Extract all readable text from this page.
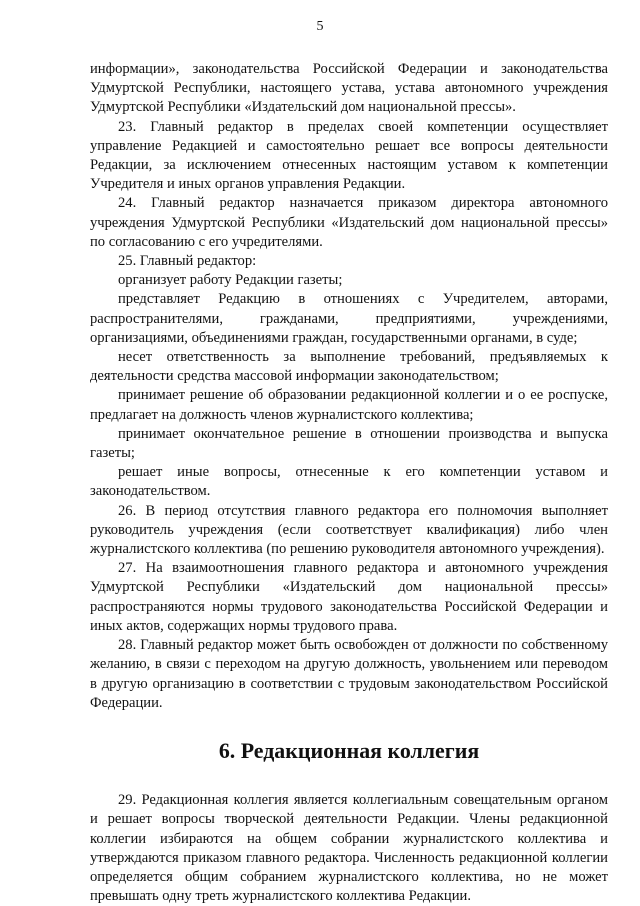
5

информации», законодательства Российской Федерации и законодательства Удмуртской Республики, настоящего устава, устава автономного учреждения Удмуртской Республики «Издательский дом национальной прессы».

23. Главный редактор в пределах своей компетенции осуществляет управление Редакцией и самостоятельно решает все вопросы деятельности Редакции, за исключением отнесенных настоящим уставом к компетенции Учредителя и иных органов управления Редакции.

24. Главный редактор назначается приказом директора автономного учреждения Удмуртской Республики «Издательский дом национальной прессы» по согласованию с его учредителями.

25. Главный редактор:

организует работу Редакции газеты;

представляет Редакцию в отношениях с Учредителем, авторами, распространителями, гражданами, предприятиями, учреждениями, организациями, объединениями граждан, государственными органами, в суде;

несет ответственность за выполнение требований, предъявляемых к деятельности средства массовой информации законодательством;

принимает решение об образовании редакционной коллегии и о ее роспуске, предлагает на должность членов журналистского коллектива;

принимает окончательное решение в отношении производства и выпуска газеты;

решает иные вопросы, отнесенные к его компетенции уставом и законодательством.

26. В период отсутствия главного редактора его полномочия выполняет руководитель учреждения (если соответствует квалификация) либо член журналистского коллектива (по решению руководителя автономного учреждения).

27. На взаимоотношения главного редактора и автономного учреждения Удмуртской Республики «Издательский дом национальной прессы» распространяются нормы трудового законодательства Российской Федерации и иных актов, содержащих нормы трудового права.

28. Главный редактор может быть освобожден от должности по собственному желанию, в связи с переходом на другую должность, увольнением или переводом в другую организацию в соответствии с трудовым законодательством Российской Федерации.

6. Редакционная коллегия

29. Редакционная коллегия является коллегиальным совещательным органом и решает вопросы творческой деятельности Редакции. Члены редакционной коллегии избираются на общем собрании журналистского коллектива и утверждаются приказом главного редактора. Численность редакционной коллегии определяется общим собранием журналистского коллектива, но не может превышать одну треть журналистского коллектива Редакции.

--*--

Exercise task → Go through the entries above and copy every line containing "редакционной".

Exercise result →
принимает решение об образовании редакционной коллегии и о ее роспуске, предлагает на должность членов журналистского коллектива;
29. Редакционная коллегия является коллегиальным совещательным органом и решает вопросы творческой деятельности Редакции. Члены редакционной коллегии избираются на общем собрании журналистского коллектива и утверждаются приказом главного редактора. Численность редакционной коллегии определяется общим собранием журналистского коллектива, но не может превышать одну треть журналистского коллектива Редакции.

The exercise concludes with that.